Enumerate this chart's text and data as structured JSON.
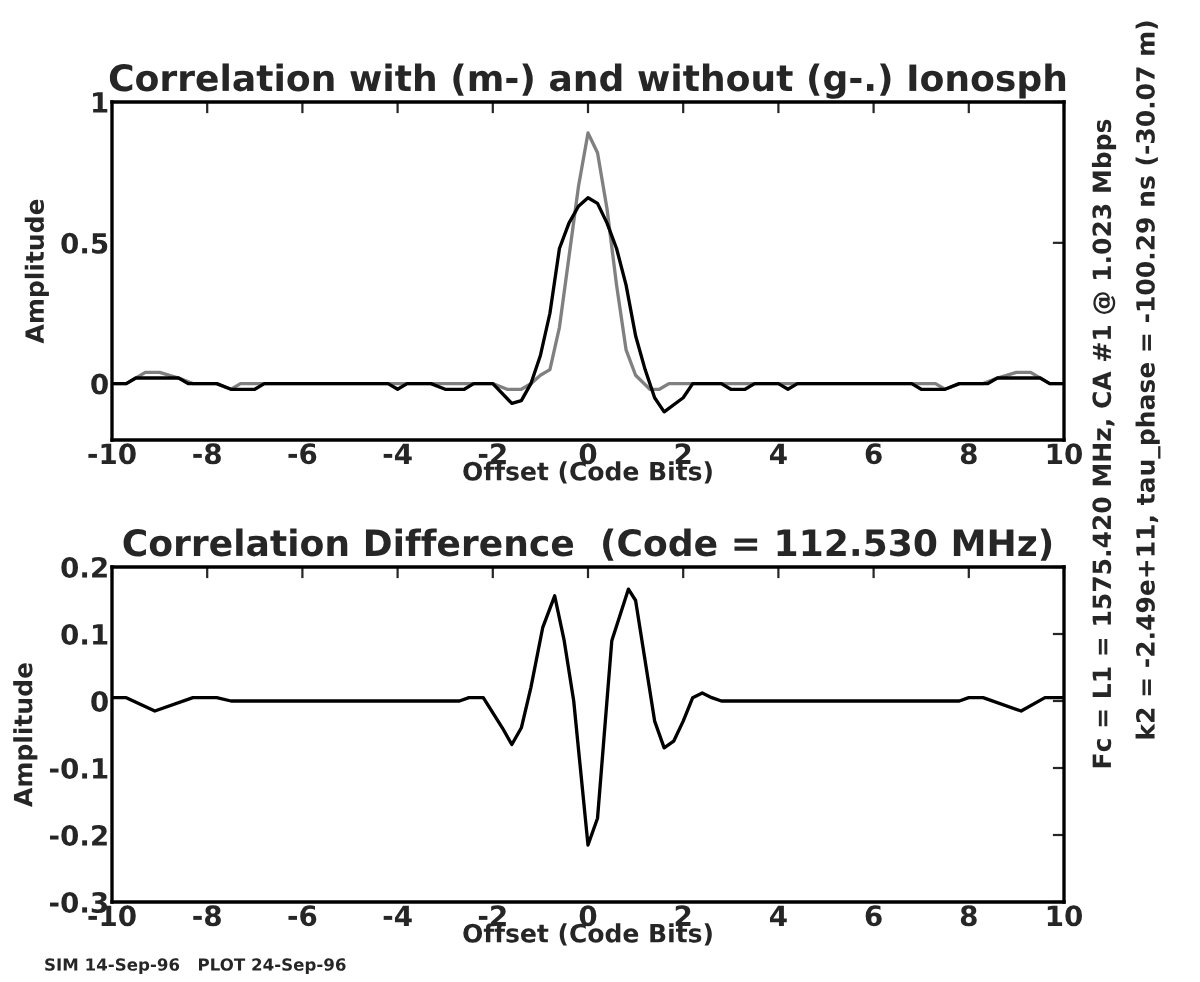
{
  "chart_data": [
    {
      "type": "line",
      "title": "Correlation with (m-) and without (g-.) Ionosph",
      "xlabel": "Offset (Code Bits)",
      "ylabel": "Amplitude",
      "xlim": [
        -10,
        10
      ],
      "xticks": [
        -10,
        -8,
        -6,
        -4,
        -2,
        0,
        2,
        4,
        6,
        8,
        10
      ],
      "ylim": [
        -0.2,
        1
      ],
      "yticks": [
        0,
        0.5,
        1
      ],
      "annotations": [
        "Fc = L1 = 1575.420 MHz, CA #1 @ 1.023 Mbps",
        "k2 = -2.49e+11, tau_phase = -100.29 ns (-30.07 m)"
      ],
      "series": [
        {
          "color": "#808080",
          "x": [
            -10,
            -9.7,
            -9.3,
            -9,
            -8.6,
            -8.3,
            -7.8,
            -7.5,
            -7.3,
            -2.3,
            -2,
            -1.7,
            -1.4,
            -1.2,
            -1,
            -0.8,
            -0.6,
            -0.4,
            -0.2,
            0,
            0.2,
            0.4,
            0.6,
            0.8,
            1,
            1.3,
            1.5,
            1.7,
            2,
            7.3,
            7.5,
            7.8,
            8.3,
            8.6,
            9,
            9.3,
            9.7,
            10
          ],
          "values": [
            0,
            0,
            0.04,
            0.04,
            0.02,
            0,
            0,
            -0.02,
            0,
            0,
            0,
            -0.02,
            -0.02,
            0,
            0.03,
            0.05,
            0.2,
            0.45,
            0.7,
            0.89,
            0.82,
            0.62,
            0.35,
            0.12,
            0.03,
            -0.02,
            -0.02,
            0,
            0,
            0,
            -0.02,
            0,
            0,
            0.02,
            0.04,
            0.04,
            0,
            0
          ]
        },
        {
          "color": "#000000",
          "x": [
            -10,
            -9.7,
            -9.5,
            -8.6,
            -8.4,
            -7.8,
            -7.5,
            -7,
            -6.8,
            -4.2,
            -4,
            -3.8,
            -3.3,
            -3,
            -2.6,
            -2.4,
            -2,
            -1.6,
            -1.4,
            -1.2,
            -1,
            -0.8,
            -0.6,
            -0.4,
            -0.2,
            0,
            0.2,
            0.4,
            0.6,
            0.8,
            1,
            1.2,
            1.4,
            1.6,
            2,
            2.2,
            2.6,
            2.8,
            3,
            3.3,
            3.5,
            4,
            4.2,
            4.4,
            6.8,
            7,
            7.5,
            7.8,
            8.4,
            8.6,
            9.5,
            9.7,
            10
          ],
          "values": [
            0,
            0,
            0.02,
            0.02,
            0,
            0,
            -0.02,
            -0.02,
            0,
            0,
            -0.02,
            0,
            0,
            -0.02,
            -0.02,
            0,
            0,
            -0.07,
            -0.06,
            0,
            0.1,
            0.25,
            0.48,
            0.57,
            0.63,
            0.66,
            0.64,
            0.57,
            0.48,
            0.35,
            0.17,
            0.05,
            -0.05,
            -0.1,
            -0.05,
            0,
            0,
            0,
            -0.02,
            -0.02,
            0,
            0,
            -0.02,
            0,
            0,
            -0.02,
            -0.02,
            0,
            0,
            0.02,
            0.02,
            0,
            0
          ]
        }
      ]
    },
    {
      "type": "line",
      "title": "Correlation Difference  (Code = 112.530 MHz)",
      "xlabel": "Offset (Code Bits)",
      "ylabel": "Amplitude",
      "xlim": [
        -10,
        10
      ],
      "xticks": [
        -10,
        -8,
        -6,
        -4,
        -2,
        0,
        2,
        4,
        6,
        8,
        10
      ],
      "ylim": [
        -0.3,
        0.2
      ],
      "yticks": [
        -0.3,
        -0.2,
        -0.1,
        0,
        0.1,
        0.2
      ],
      "annotations": [
        "SIM 14-Sep-96   PLOT 24-Sep-96"
      ],
      "series": [
        {
          "color": "#000000",
          "x": [
            -10,
            -9.7,
            -9.1,
            -8.3,
            -7.8,
            -7.5,
            -2.7,
            -2.5,
            -2.2,
            -1.8,
            -1.6,
            -1.4,
            -1.2,
            -0.95,
            -0.7,
            -0.5,
            -0.3,
            0,
            0.2,
            0.5,
            0.85,
            1,
            1.4,
            1.6,
            1.8,
            2,
            2.2,
            2.4,
            2.6,
            2.8,
            7.8,
            8,
            8.3,
            9.1,
            9.6,
            10
          ],
          "values": [
            0.005,
            0.005,
            -0.015,
            0.005,
            0.005,
            0,
            0,
            0.005,
            0.005,
            -0.04,
            -0.065,
            -0.04,
            0.02,
            0.11,
            0.157,
            0.09,
            0,
            -0.215,
            -0.175,
            0.09,
            0.167,
            0.15,
            -0.03,
            -0.07,
            -0.06,
            -0.03,
            0.005,
            0.012,
            0.005,
            0,
            0,
            0.005,
            0.005,
            -0.015,
            0.005,
            0.005
          ]
        }
      ]
    }
  ]
}
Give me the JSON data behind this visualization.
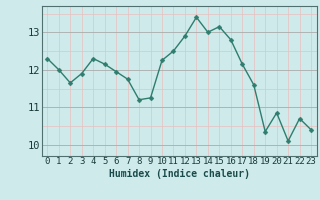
{
  "x": [
    0,
    1,
    2,
    3,
    4,
    5,
    6,
    7,
    8,
    9,
    10,
    11,
    12,
    13,
    14,
    15,
    16,
    17,
    18,
    19,
    20,
    21,
    22,
    23
  ],
  "y": [
    12.3,
    12.0,
    11.65,
    11.9,
    12.3,
    12.15,
    11.95,
    11.75,
    11.2,
    11.25,
    12.25,
    12.5,
    12.9,
    13.4,
    13.0,
    13.15,
    12.8,
    12.15,
    11.6,
    10.35,
    10.85,
    10.1,
    10.7,
    10.4
  ],
  "line_color": "#2e7d6e",
  "marker": "D",
  "marker_size": 2.5,
  "bg_color": "#ceeaea",
  "grid_color_major": "#aaaaaa",
  "grid_color_minor": "#e8c0c0",
  "ylim": [
    9.7,
    13.7
  ],
  "yticks": [
    10,
    11,
    12,
    13
  ],
  "xlabel": "Humidex (Indice chaleur)",
  "xlabel_fontsize": 7,
  "tick_fontsize": 6.5,
  "spine_color": "#507070"
}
....
## WHAT IS NEEDED
Extract every line of the data exactly; pictures stay out.

## WRITTEN RESPONSE
Enumerate this chart's text and data as structured JSON.
{
  "chart_data": [
    {
      "type": "line",
      "title": "Correlation with (m-) and without (g-.) Ionosph",
      "xlabel": "Offset (Code Bits)",
      "ylabel": "Amplitude",
      "xlim": [
        -10,
        10
      ],
      "xticks": [
        -10,
        -8,
        -6,
        -4,
        -2,
        0,
        2,
        4,
        6,
        8,
        10
      ],
      "ylim": [
        -0.2,
        1
      ],
      "yticks": [
        0,
        0.5,
        1
      ],
      "annotations": [
        "Fc = L1 = 1575.420 MHz, CA #1 @ 1.023 Mbps",
        "k2 = -2.49e+11, tau_phase = -100.29 ns (-30.07 m)"
      ],
      "series": [
        {
          "color": "#808080",
          "x": [
            -10,
            -9.7,
            -9.3,
            -9,
            -8.6,
            -8.3,
            -7.8,
            -7.5,
            -7.3,
            -2.3,
            -2,
            -1.7,
            -1.4,
            -1.2,
            -1,
            -0.8,
            -0.6,
            -0.4,
            -0.2,
            0,
            0.2,
            0.4,
            0.6,
            0.8,
            1,
            1.3,
            1.5,
            1.7,
            2,
            7.3,
            7.5,
            7.8,
            8.3,
            8.6,
            9,
            9.3,
            9.7,
            10
          ],
          "values": [
            0,
            0,
            0.04,
            0.04,
            0.02,
            0,
            0,
            -0.02,
            0,
            0,
            0,
            -0.02,
            -0.02,
            0,
            0.03,
            0.05,
            0.2,
            0.45,
            0.7,
            0.89,
            0.82,
            0.62,
            0.35,
            0.12,
            0.03,
            -0.02,
            -0.02,
            0,
            0,
            0,
            -0.02,
            0,
            0,
            0.02,
            0.04,
            0.04,
            0,
            0
          ]
        },
        {
          "color": "#000000",
          "x": [
            -10,
            -9.7,
            -9.5,
            -8.6,
            -8.4,
            -7.8,
            -7.5,
            -7,
            -6.8,
            -4.2,
            -4,
            -3.8,
            -3.3,
            -3,
            -2.6,
            -2.4,
            -2,
            -1.6,
            -1.4,
            -1.2,
            -1,
            -0.8,
            -0.6,
            -0.4,
            -0.2,
            0,
            0.2,
            0.4,
            0.6,
            0.8,
            1,
            1.2,
            1.4,
            1.6,
            2,
            2.2,
            2.6,
            2.8,
            3,
            3.3,
            3.5,
            4,
            4.2,
            4.4,
            6.8,
            7,
            7.5,
            7.8,
            8.4,
            8.6,
            9.5,
            9.7,
            10
          ],
          "values": [
            0,
            0,
            0.02,
            0.02,
            0,
            0,
            -0.02,
            -0.02,
            0,
            0,
            -0.02,
            0,
            0,
            -0.02,
            -0.02,
            0,
            0,
            -0.07,
            -0.06,
            0,
            0.1,
            0.25,
            0.48,
            0.57,
            0.63,
            0.66,
            0.64,
            0.57,
            0.48,
            0.35,
            0.17,
            0.05,
            -0.05,
            -0.1,
            -0.05,
            0,
            0,
            0,
            -0.02,
            -0.02,
            0,
            0,
            -0.02,
            0,
            0,
            -0.02,
            -0.02,
            0,
            0,
            0.02,
            0.02,
            0,
            0
          ]
        }
      ]
    },
    {
      "type": "line",
      "title": "Correlation Difference  (Code = 112.530 MHz)",
      "xlabel": "Offset (Code Bits)",
      "ylabel": "Amplitude",
      "xlim": [
        -10,
        10
      ],
      "xticks": [
        -10,
        -8,
        -6,
        -4,
        -2,
        0,
        2,
        4,
        6,
        8,
        10
      ],
      "ylim": [
        -0.3,
        0.2
      ],
      "yticks": [
        -0.3,
        -0.2,
        -0.1,
        0,
        0.1,
        0.2
      ],
      "annotations": [
        "SIM 14-Sep-96   PLOT 24-Sep-96"
      ],
      "series": [
        {
          "color": "#000000",
          "x": [
            -10,
            -9.7,
            -9.1,
            -8.3,
            -7.8,
            -7.5,
            -2.7,
            -2.5,
            -2.2,
            -1.8,
            -1.6,
            -1.4,
            -1.2,
            -0.95,
            -0.7,
            -0.5,
            -0.3,
            0,
            0.2,
            0.5,
            0.85,
            1,
            1.4,
            1.6,
            1.8,
            2,
            2.2,
            2.4,
            2.6,
            2.8,
            7.8,
            8,
            8.3,
            9.1,
            9.6,
            10
          ],
          "values": [
            0.005,
            0.005,
            -0.015,
            0.005,
            0.005,
            0,
            0,
            0.005,
            0.005,
            -0.04,
            -0.065,
            -0.04,
            0.02,
            0.11,
            0.157,
            0.09,
            0,
            -0.215,
            -0.175,
            0.09,
            0.167,
            0.15,
            -0.03,
            -0.07,
            -0.06,
            -0.03,
            0.005,
            0.012,
            0.005,
            0,
            0,
            0.005,
            0.005,
            -0.015,
            0.005,
            0.005
          ]
        }
      ]
    }
  ]
}
Give me the JSON data behind this visualization.
{
  "x": [
    0,
    1,
    2,
    3,
    4,
    5,
    6,
    7,
    8,
    9,
    10,
    11,
    12,
    13,
    14,
    15,
    16,
    17,
    18,
    19,
    20,
    21,
    22,
    23
  ],
  "y": [
    12.3,
    12.0,
    11.65,
    11.9,
    12.3,
    12.15,
    11.95,
    11.75,
    11.2,
    11.25,
    12.25,
    12.5,
    12.9,
    13.4,
    13.0,
    13.15,
    12.8,
    12.15,
    11.6,
    10.35,
    10.85,
    10.1,
    10.7,
    10.4
  ],
  "line_color": "#2e7d6e",
  "marker": "D",
  "marker_size": 2.5,
  "bg_color": "#ceeaea",
  "grid_color_major": "#aaaaaa",
  "grid_color_minor": "#e8c0c0",
  "ylim": [
    9.7,
    13.7
  ],
  "yticks": [
    10,
    11,
    12,
    13
  ],
  "xlabel": "Humidex (Indice chaleur)",
  "xlabel_fontsize": 7,
  "tick_fontsize": 6.5,
  "spine_color": "#507070"
}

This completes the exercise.